→ **What to do**:
Answer with a single number, the count of lines holding the word "Countdown".

---+---

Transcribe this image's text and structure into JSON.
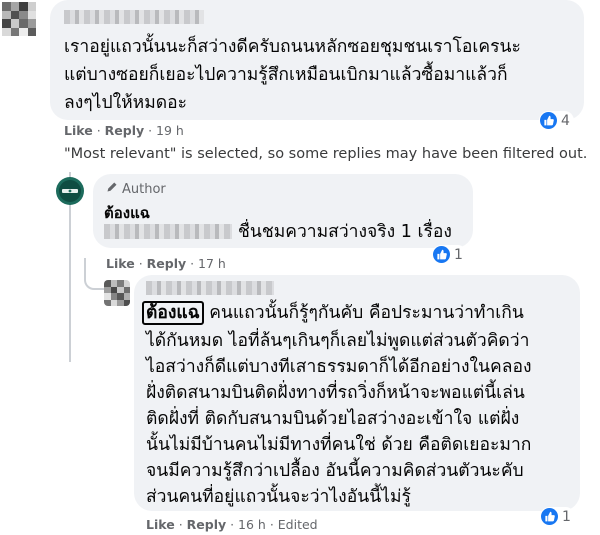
{
  "comment1": {
    "lines": [
      "เราอยู่แถวนั้นนะก็สว่างดีครับถนนหลักซอยชุมชนเราโอเครนะ",
      "แต่บางซอยก็เยอะไปความรู้สึกเหมือนเบิกมาแล้วซื้อมาแล้วก็",
      "ลงๆไปให้หมดอะ"
    ],
    "like": "Like",
    "reply": "Reply",
    "time": "19 h",
    "reaction_count": "4"
  },
  "filter_notice": "\"Most relevant\" is selected, so some replies may have been filtered out.",
  "reply1": {
    "badge_icon": "pencil-icon",
    "badge_label": "Author",
    "author_name": "ต้องแฉ",
    "text": "ชื่นชมความสว่างจริง 1 เรื่อง",
    "like": "Like",
    "reply": "Reply",
    "time": "17 h",
    "reaction_count": "1"
  },
  "reply2": {
    "tag_name": "ต้องแฉ",
    "first_line_rest": "คนแถวนั้นก็รู้ๆกันคับ คือประมานว่าทำเกิน",
    "lines": [
      "ได้กันหมด ไอที่ล้นๆเกินๆก็เลยไม่พูดแต่ส่วนตัวคิดว่า",
      "ไอสว่างก็ดีแต่บางทีเสาธรรมดาก็ได้อีกอย่างในคลอง",
      "ฝั่งติดสนามบินติดฝั่งทางที่รถวิ่งก็หน้าจะพอแต่นี้เล่น",
      "ติดฝั่งที่ ติดกับสนามบินด้วยไอสว่างอะเข้าใจ แต่ฝั่ง",
      "นั้นไม่มีบ้านคนไม่มีทางที่คนใช่ ด้วย คือติดเยอะมาก",
      "จนมีความรู้สึกว่าเปลื้อง อันนี้ความคิดส่วนตัวนะคับ",
      "ส่วนคนที่อยู่แถวนั้นจะว่าไงอันนี้ไม่รู้"
    ],
    "like": "Like",
    "reply": "Reply",
    "time": "16 h",
    "edited": "Edited",
    "reaction_count": "1"
  },
  "colors": {
    "accent": "#1877f2",
    "bubble": "#f0f2f5",
    "meta": "#65676b",
    "author_avatar": "#1c6b5c"
  }
}
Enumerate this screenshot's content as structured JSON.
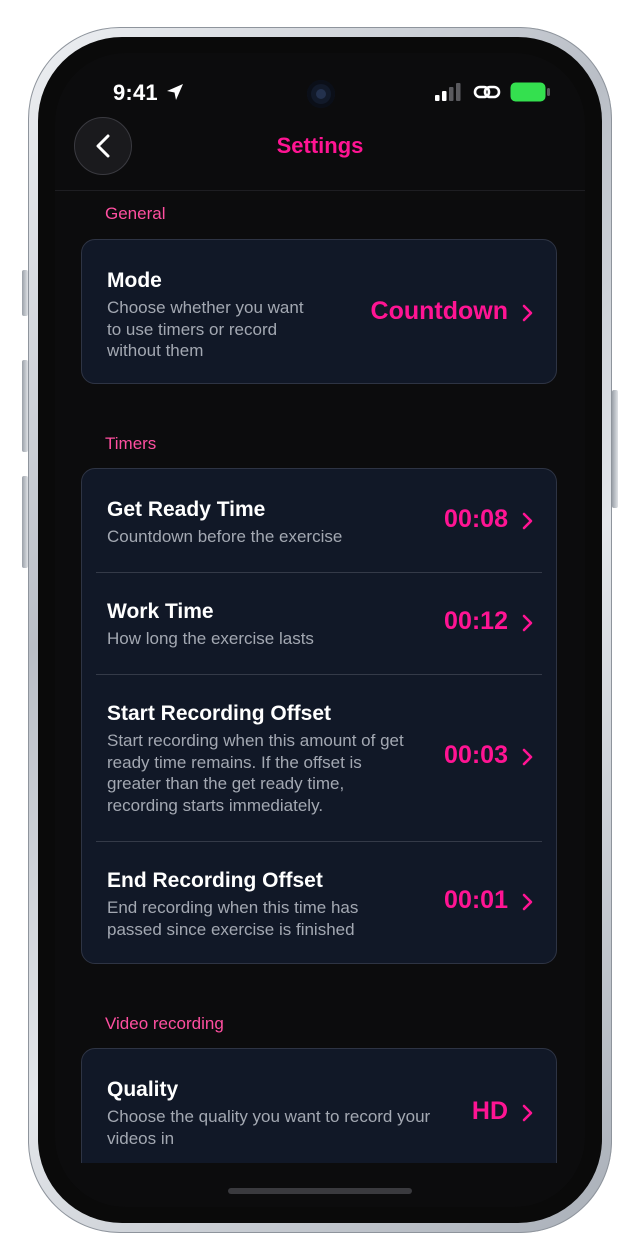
{
  "status_bar": {
    "time": "9:41"
  },
  "header": {
    "title": "Settings"
  },
  "sections": [
    {
      "header": "General",
      "rows": [
        {
          "title": "Mode",
          "description": "Choose whether you want to use timers or record without them",
          "value": "Countdown"
        }
      ]
    },
    {
      "header": "Timers",
      "rows": [
        {
          "title": "Get Ready Time",
          "description": "Countdown before the exercise",
          "value": "00:08"
        },
        {
          "title": "Work Time",
          "description": "How long the exercise lasts",
          "value": "00:12"
        },
        {
          "title": "Start Recording Offset",
          "description": "Start recording when this amount of get ready time remains. If the offset is greater than the get ready time, recording starts immediately.",
          "value": "00:03"
        },
        {
          "title": "End Recording Offset",
          "description": "End recording when this time has passed since exercise is finished",
          "value": "00:01"
        }
      ]
    },
    {
      "header": "Video recording",
      "rows": [
        {
          "title": "Quality",
          "description": "Choose the quality you want to record your videos in",
          "value": "HD"
        }
      ]
    }
  ],
  "colors": {
    "accent": "#ff1493",
    "section_header": "#ff4fa0",
    "card_bg": "#111827",
    "screen_bg": "#0c0c0d",
    "battery": "#34e04f"
  },
  "icons": {
    "back": "chevron-left-icon",
    "row": "chevron-right-icon",
    "location": "location-arrow-icon"
  }
}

---+---

→ **Output of the exercise**:
2